Records for the exercise =
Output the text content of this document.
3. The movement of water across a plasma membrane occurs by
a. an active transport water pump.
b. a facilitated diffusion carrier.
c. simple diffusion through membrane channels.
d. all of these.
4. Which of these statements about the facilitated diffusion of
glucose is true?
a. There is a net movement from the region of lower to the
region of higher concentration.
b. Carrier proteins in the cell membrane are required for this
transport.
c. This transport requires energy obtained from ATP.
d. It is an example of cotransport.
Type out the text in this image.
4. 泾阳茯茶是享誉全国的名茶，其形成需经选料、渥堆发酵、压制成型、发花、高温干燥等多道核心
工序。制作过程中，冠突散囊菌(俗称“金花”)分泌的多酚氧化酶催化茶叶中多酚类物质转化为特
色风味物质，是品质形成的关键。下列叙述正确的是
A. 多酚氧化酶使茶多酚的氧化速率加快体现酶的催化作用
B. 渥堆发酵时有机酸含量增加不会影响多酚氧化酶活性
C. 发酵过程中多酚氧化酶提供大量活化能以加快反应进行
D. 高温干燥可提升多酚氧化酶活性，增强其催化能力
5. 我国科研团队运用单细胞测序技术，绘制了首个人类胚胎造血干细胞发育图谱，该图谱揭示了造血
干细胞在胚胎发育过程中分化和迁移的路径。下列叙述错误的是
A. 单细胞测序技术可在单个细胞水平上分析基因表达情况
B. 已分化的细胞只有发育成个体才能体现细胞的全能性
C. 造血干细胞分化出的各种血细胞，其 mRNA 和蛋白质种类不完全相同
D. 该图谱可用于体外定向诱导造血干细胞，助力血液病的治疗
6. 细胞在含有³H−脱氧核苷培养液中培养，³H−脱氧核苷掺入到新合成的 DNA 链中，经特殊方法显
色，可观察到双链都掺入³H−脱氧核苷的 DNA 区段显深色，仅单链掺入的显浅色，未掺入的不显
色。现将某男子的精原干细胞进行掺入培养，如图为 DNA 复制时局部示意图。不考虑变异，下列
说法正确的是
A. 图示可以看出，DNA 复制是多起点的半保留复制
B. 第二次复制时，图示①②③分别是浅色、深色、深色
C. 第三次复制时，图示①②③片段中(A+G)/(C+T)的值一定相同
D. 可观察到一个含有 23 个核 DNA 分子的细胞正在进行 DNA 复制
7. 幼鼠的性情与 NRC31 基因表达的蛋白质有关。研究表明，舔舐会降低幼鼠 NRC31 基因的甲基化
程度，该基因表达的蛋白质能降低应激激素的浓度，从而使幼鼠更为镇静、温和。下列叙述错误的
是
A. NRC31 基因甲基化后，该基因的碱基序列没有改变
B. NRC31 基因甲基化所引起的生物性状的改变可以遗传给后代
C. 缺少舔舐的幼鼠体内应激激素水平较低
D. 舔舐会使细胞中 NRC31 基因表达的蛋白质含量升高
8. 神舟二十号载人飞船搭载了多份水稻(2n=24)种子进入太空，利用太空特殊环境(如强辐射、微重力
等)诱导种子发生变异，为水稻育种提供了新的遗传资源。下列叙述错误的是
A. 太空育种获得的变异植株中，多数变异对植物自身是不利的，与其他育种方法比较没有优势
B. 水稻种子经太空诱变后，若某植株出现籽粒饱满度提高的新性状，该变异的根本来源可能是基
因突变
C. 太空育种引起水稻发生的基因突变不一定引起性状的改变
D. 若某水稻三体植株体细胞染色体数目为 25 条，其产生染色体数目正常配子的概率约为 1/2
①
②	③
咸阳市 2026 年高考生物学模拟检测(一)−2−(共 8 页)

What needs to be done = Exact copies of the line containing "Type out the text in this image." and of every line after it through the end of the entries are all that should be output.

Your response =
Type out the text in this image.
4. 泾阳茯茶是享誉全国的名茶，其形成需经选料、渥堆发酵、压制成型、发花、高温干燥等多道核心
工序。制作过程中，冠突散囊菌(俗称“金花”)分泌的多酚氧化酶催化茶叶中多酚类物质转化为特
色风味物质，是品质形成的关键。下列叙述正确的是
A. 多酚氧化酶使茶多酚的氧化速率加快体现酶的催化作用
B. 渥堆发酵时有机酸含量增加不会影响多酚氧化酶活性
C. 发酵过程中多酚氧化酶提供大量活化能以加快反应进行
D. 高温干燥可提升多酚氧化酶活性，增强其催化能力
5. 我国科研团队运用单细胞测序技术，绘制了首个人类胚胎造血干细胞发育图谱，该图谱揭示了造血
干细胞在胚胎发育过程中分化和迁移的路径。下列叙述错误的是
A. 单细胞测序技术可在单个细胞水平上分析基因表达情况
B. 已分化的细胞只有发育成个体才能体现细胞的全能性
C. 造血干细胞分化出的各种血细胞，其 mRNA 和蛋白质种类不完全相同
D. 该图谱可用于体外定向诱导造血干细胞，助力血液病的治疗
6. 细胞在含有³H−脱氧核苷培养液中培养，³H−脱氧核苷掺入到新合成的 DNA 链中，经特殊方法显
色，可观察到双链都掺入³H−脱氧核苷的 DNA 区段显深色，仅单链掺入的显浅色，未掺入的不显
色。现将某男子的精原干细胞进行掺入培养，如图为 DNA 复制时局部示意图。不考虑变异，下列
说法正确的是
A. 图示可以看出，DNA 复制是多起点的半保留复制
B. 第二次复制时，图示①②③分别是浅色、深色、深色
C. 第三次复制时，图示①②③片段中(A+G)/(C+T)的值一定相同
D. 可观察到一个含有 23 个核 DNA 分子的细胞正在进行 DNA 复制
7. 幼鼠的性情与 NRC31 基因表达的蛋白质有关。研究表明，舔舐会降低幼鼠 NRC31 基因的甲基化
程度，该基因表达的蛋白质能降低应激激素的浓度，从而使幼鼠更为镇静、温和。下列叙述错误的
是
A. NRC31 基因甲基化后，该基因的碱基序列没有改变
B. NRC31 基因甲基化所引起的生物性状的改变可以遗传给后代
C. 缺少舔舐的幼鼠体内应激激素水平较低
D. 舔舐会使细胞中 NRC31 基因表达的蛋白质含量升高
8. 神舟二十号载人飞船搭载了多份水稻(2n=24)种子进入太空，利用太空特殊环境(如强辐射、微重力
等)诱导种子发生变异，为水稻育种提供了新的遗传资源。下列叙述错误的是
A. 太空育种获得的变异植株中，多数变异对植物自身是不利的，与其他育种方法比较没有优势
B. 水稻种子经太空诱变后，若某植株出现籽粒饱满度提高的新性状，该变异的根本来源可能是基
因突变
C. 太空育种引起水稻发生的基因突变不一定引起性状的改变
D. 若某水稻三体植株体细胞染色体数目为 25 条，其产生染色体数目正常配子的概率约为 1/2
①
②	③
咸阳市 2026 年高考生物学模拟检测(一)−2−(共 8 页)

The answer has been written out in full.